EXTRACTED ENTRIES:
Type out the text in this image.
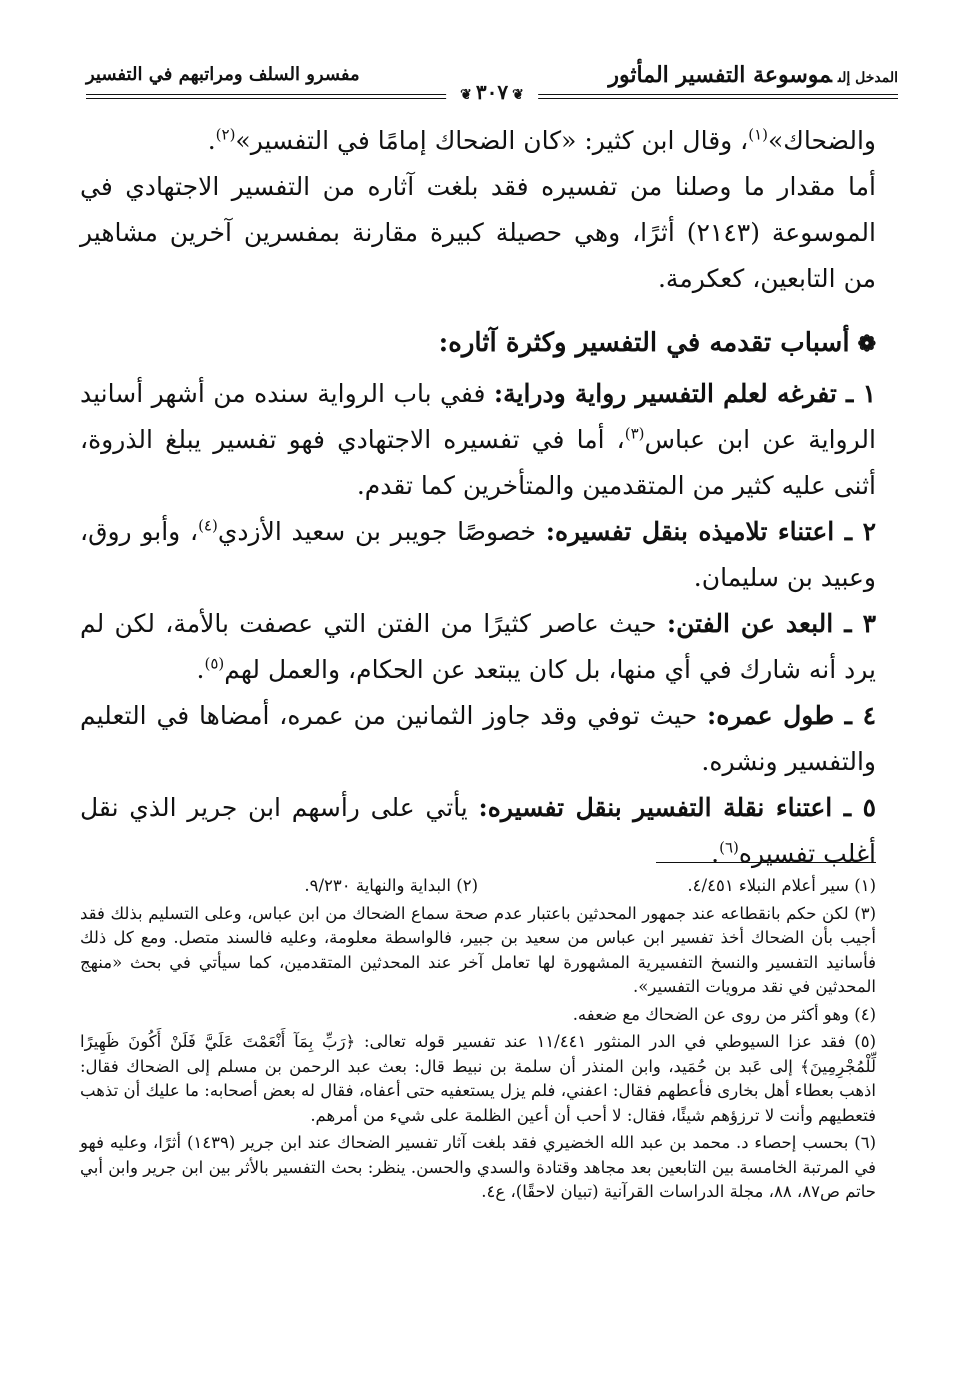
المدخل إلىموسوعة التفسير المأثور
مفسرو السلف ومراتبهم في التفسير
❦٣٠٧❦

والضحاك»$^{(١)}$، وقال ابن كثير: «كان الضحاك إمامًا في التفسير»$^{(٢)}$.

أما مقدار ما وصلنا من تفسيره فقد بلغت آثاره من التفسير الاجتهادي في الموسوعة (٢١٤٣) أثرًا، وهي حصيلة كبيرة مقارنة بمفسرين آخرين مشاهير من التابعين، كعكرمة.

❁أسباب تقدمه في التفسير وكثرة آثاره:

١ ـ تفرغه لعلم التفسير رواية ودراية: ففي باب الرواية سنده من أشهر أسانيد الرواية عن ابن عباس$^{(٣)}$، أما في تفسيره الاجتهادي فهو تفسير يبلغ الذروة، أثنى عليه كثير من المتقدمين والمتأخرين كما تقدم.

٢ ـ اعتناء تلاميذه بنقل تفسيره: خصوصًا جويبر بن سعيد الأزدي$^{(٤)}$، وأبو روق، وعبيد بن سليمان.

٣ ـ البعد عن الفتن: حيث عاصر كثيرًا من الفتن التي عصفت بالأمة، لكن لم يرد أنه شارك في أي منها، بل كان يبتعد عن الحكام، والعمل لهم$^{(٥)}$.

٤ ـ طول عمره: حيث توفي وقد جاوز الثمانين من عمره، أمضاها في التعليم والتفسير ونشره.

٥ ـ اعتناء نقلة التفسير بنقل تفسيره: يأتي على رأسهم ابن جرير الذي نقل أغلب تفسيره$^{(٦)}$.

(١) سير أعلام النبلاء ٤/٤٥١.
(٢) البداية والنهاية ٩/٢٣٠.

(٣) لكن حكم بانقطاعه عند جمهور المحدثين باعتبار عدم صحة سماع الضحاك من ابن عباس، وعلى التسليم بذلك فقد أجيب بأن الضحاك أخذ تفسير ابن عباس من سعيد بن جبير، فالواسطة معلومة، وعليه فالسند متصل. ومع كل ذلك فأسانيد التفسير والنسخ التفسيرية المشهورة لها تعامل آخر عند المحدثين المتقدمين، كما سيأتي في بحث «منهج المحدثين في نقد مرويات التفسير».

(٤) وهو أكثر من روى عن الضحاك مع ضعفه.

(٥) فقد عزا السيوطي في الدر المنثور ١١/٤٤١ عند تفسير قوله تعالى: ﴿رَبِّ بِمَآ أَنْعَمْتَ عَلَيَّ فَلَنْ أَكُونَ ظَهِيرًا لِّلْمُجْرِمِينَ﴾ إلى عَبد بن حُمَيد، وابن المنذر أن سلمة بن نبيط قال: بعث عبد الرحمن بن مسلم إلى الضحاك فقال: اذهب بعطاء أهل بخارى فأعطهم فقال: اعفني، فلم يزل يستعفيه حتى أعفاه، فقال له بعض أصحابه: ما عليك أن تذهب فتعطيهم وأنت لا ترزؤهم شيئًا، فقال: لا أحب أن أعين الظلمة على شيء من أمرهم.

(٦) بحسب إحصاء د. محمد بن عبد الله الخضيري فقد بلغت آثار تفسير الضحاك عند ابن جرير (١٤٣٩) أثرًا، وعليه فهو في المرتبة الخامسة بين التابعين بعد مجاهد وقتادة والسدي والحسن. ينظر: بحث التفسير بالأثر بين ابن جرير وابن أبي حاتم ص٨٧، ٨٨، مجلة الدراسات القرآنية (تبيان لاحقًا)، ع٤.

WHAT TO WORK ON: Copy all the records above exactly, but leave out the pictures.

ANSWER TO THIS TASK:
Type out the text in this image.
المدخل إلىموسوعة التفسير المأثور
مفسرو السلف ومراتبهم في التفسير
❦٣٠٧❦

والضحاك»$^{(١)}$، وقال ابن كثير: «كان الضحاك إمامًا في التفسير»$^{(٢)}$.

أما مقدار ما وصلنا من تفسيره فقد بلغت آثاره من التفسير الاجتهادي في الموسوعة (٢١٤٣) أثرًا، وهي حصيلة كبيرة مقارنة بمفسرين آخرين مشاهير من التابعين، كعكرمة.

❁أسباب تقدمه في التفسير وكثرة آثاره:

١ ـ تفرغه لعلم التفسير رواية ودراية: ففي باب الرواية سنده من أشهر أسانيد الرواية عن ابن عباس$^{(٣)}$، أما في تفسيره الاجتهادي فهو تفسير يبلغ الذروة، أثنى عليه كثير من المتقدمين والمتأخرين كما تقدم.

٢ ـ اعتناء تلاميذه بنقل تفسيره: خصوصًا جويبر بن سعيد الأزدي$^{(٤)}$، وأبو روق، وعبيد بن سليمان.

٣ ـ البعد عن الفتن: حيث عاصر كثيرًا من الفتن التي عصفت بالأمة، لكن لم يرد أنه شارك في أي منها، بل كان يبتعد عن الحكام، والعمل لهم$^{(٥)}$.

٤ ـ طول عمره: حيث توفي وقد جاوز الثمانين من عمره، أمضاها في التعليم والتفسير ونشره.

٥ ـ اعتناء نقلة التفسير بنقل تفسيره: يأتي على رأسهم ابن جرير الذي نقل أغلب تفسيره$^{(٦)}$.

(١) سير أعلام النبلاء ٤/٤٥١.
(٢) البداية والنهاية ٩/٢٣٠.

(٣) لكن حكم بانقطاعه عند جمهور المحدثين باعتبار عدم صحة سماع الضحاك من ابن عباس، وعلى التسليم بذلك فقد أجيب بأن الضحاك أخذ تفسير ابن عباس من سعيد بن جبير، فالواسطة معلومة، وعليه فالسند متصل. ومع كل ذلك فأسانيد التفسير والنسخ التفسيرية المشهورة لها تعامل آخر عند المحدثين المتقدمين، كما سيأتي في بحث «منهج المحدثين في نقد مرويات التفسير».

(٤) وهو أكثر من روى عن الضحاك مع ضعفه.

(٥) فقد عزا السيوطي في الدر المنثور ١١/٤٤١ عند تفسير قوله تعالى: ﴿رَبِّ بِمَآ أَنْعَمْتَ عَلَيَّ فَلَنْ أَكُونَ ظَهِيرًا لِّلْمُجْرِمِينَ﴾ إلى عَبد بن حُمَيد، وابن المنذر أن سلمة بن نبيط قال: بعث عبد الرحمن بن مسلم إلى الضحاك فقال: اذهب بعطاء أهل بخارى فأعطهم فقال: اعفني، فلم يزل يستعفيه حتى أعفاه، فقال له بعض أصحابه: ما عليك أن تذهب فتعطيهم وأنت لا ترزؤهم شيئًا، فقال: لا أحب أن أعين الظلمة على شيء من أمرهم.

(٦) بحسب إحصاء د. محمد بن عبد الله الخضيري فقد بلغت آثار تفسير الضحاك عند ابن جرير (١٤٣٩) أثرًا، وعليه فهو في المرتبة الخامسة بين التابعين بعد مجاهد وقتادة والسدي والحسن. ينظر: بحث التفسير بالأثر بين ابن جرير وابن أبي حاتم ص٨٧، ٨٨، مجلة الدراسات القرآنية (تبيان لاحقًا)، ع٤.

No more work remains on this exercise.